→ AIM
Copy all lines below exactly as written. Leave pictures out.

>> start DATASET ENTRIES

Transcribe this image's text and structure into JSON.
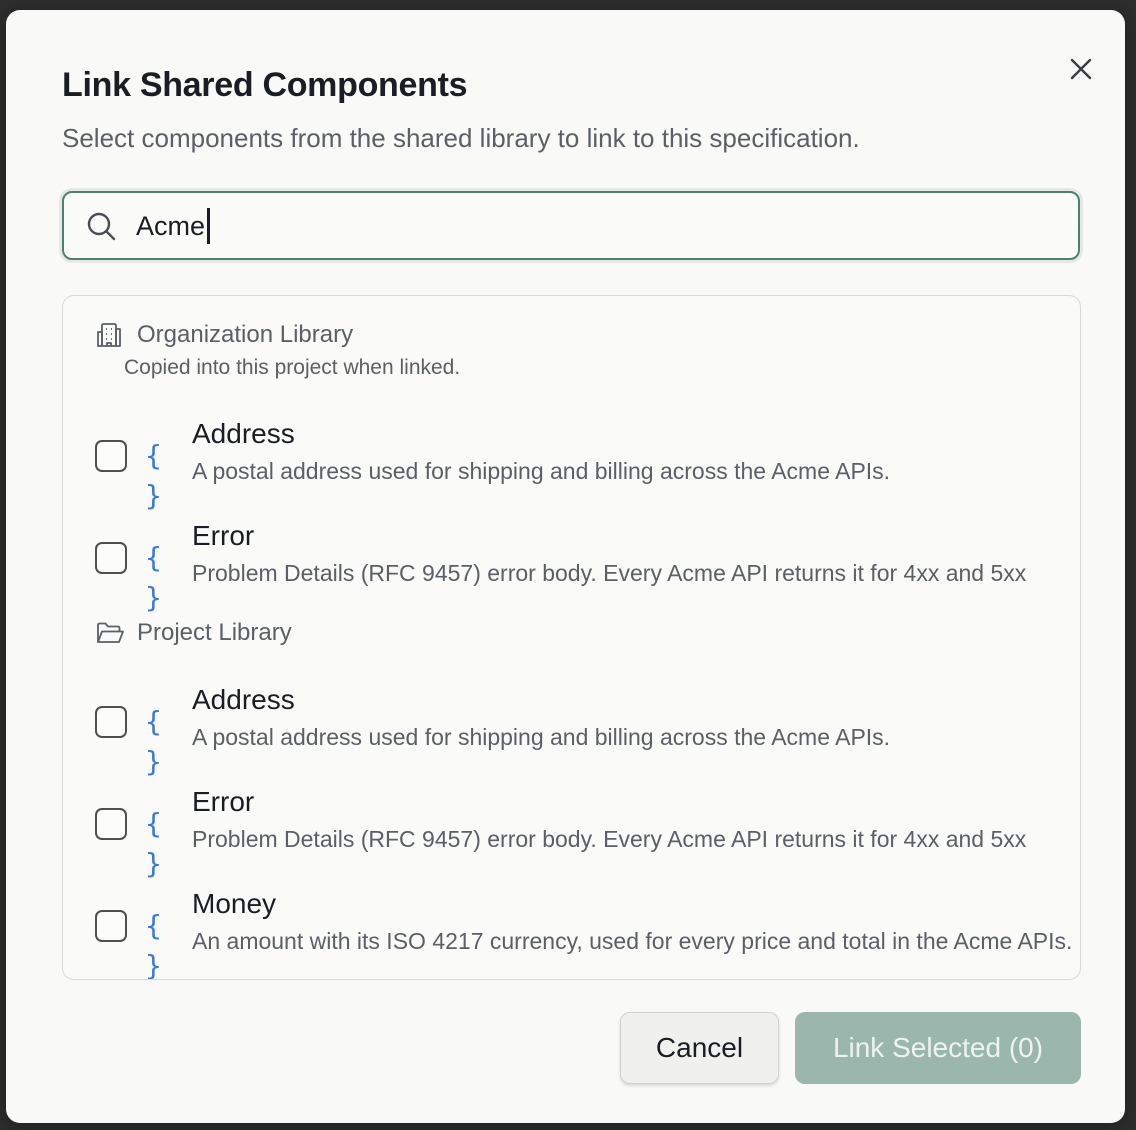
{
  "dialog": {
    "title": "Link Shared Components",
    "subtitle": "Select components from the shared library to link to this specification.",
    "close_icon": "close-icon"
  },
  "search": {
    "value": "Acme",
    "icon": "search-icon"
  },
  "groups": [
    {
      "label": "Organization Library",
      "description": "Copied into this project when linked.",
      "icon": "building-icon",
      "items": [
        {
          "name": "Address",
          "description": "A postal address used for shipping and billing across the Acme APIs.",
          "checked": false
        },
        {
          "name": "Error",
          "description": "Problem Details (RFC 9457) error body. Every Acme API returns it for 4xx and 5xx",
          "checked": false
        }
      ]
    },
    {
      "label": "Project Library",
      "icon": "folder-open-icon",
      "items": [
        {
          "name": "Address",
          "description": "A postal address used for shipping and billing across the Acme APIs.",
          "checked": false
        },
        {
          "name": "Error",
          "description": "Problem Details (RFC 9457) error body. Every Acme API returns it for 4xx and 5xx",
          "checked": false
        },
        {
          "name": "Money",
          "description": "An amount with its ISO 4217 currency, used for every price and total in the Acme APIs.",
          "checked": false
        }
      ]
    }
  ],
  "item_icon_text": "{ }",
  "footer": {
    "cancel_label": "Cancel",
    "link_label": "Link Selected (0)"
  },
  "colors": {
    "accent": "#4f7f70",
    "primary_disabled": "#9bb6ad",
    "brace_blue": "#3a7ad8"
  }
}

>> end DATASET ENTRIES

→ RIGHT ANSWER
Transcribe this image's text and structure into JSON.
{
  "dialog": {
    "title": "Link Shared Components",
    "subtitle": "Select components from the shared library to link to this specification.",
    "close_icon": "close-icon"
  },
  "search": {
    "value": "Acme",
    "icon": "search-icon"
  },
  "groups": [
    {
      "label": "Organization Library",
      "description": "Copied into this project when linked.",
      "icon": "building-icon",
      "items": [
        {
          "name": "Address",
          "description": "A postal address used for shipping and billing across the Acme APIs.",
          "checked": false
        },
        {
          "name": "Error",
          "description": "Problem Details (RFC 9457) error body. Every Acme API returns it for 4xx and 5xx",
          "checked": false
        }
      ]
    },
    {
      "label": "Project Library",
      "icon": "folder-open-icon",
      "items": [
        {
          "name": "Address",
          "description": "A postal address used for shipping and billing across the Acme APIs.",
          "checked": false
        },
        {
          "name": "Error",
          "description": "Problem Details (RFC 9457) error body. Every Acme API returns it for 4xx and 5xx",
          "checked": false
        },
        {
          "name": "Money",
          "description": "An amount with its ISO 4217 currency, used for every price and total in the Acme APIs.",
          "checked": false
        }
      ]
    }
  ],
  "item_icon_text": "{ }",
  "footer": {
    "cancel_label": "Cancel",
    "link_label": "Link Selected (0)"
  },
  "colors": {
    "accent": "#4f7f70",
    "primary_disabled": "#9bb6ad",
    "brace_blue": "#3a7ad8"
  }
}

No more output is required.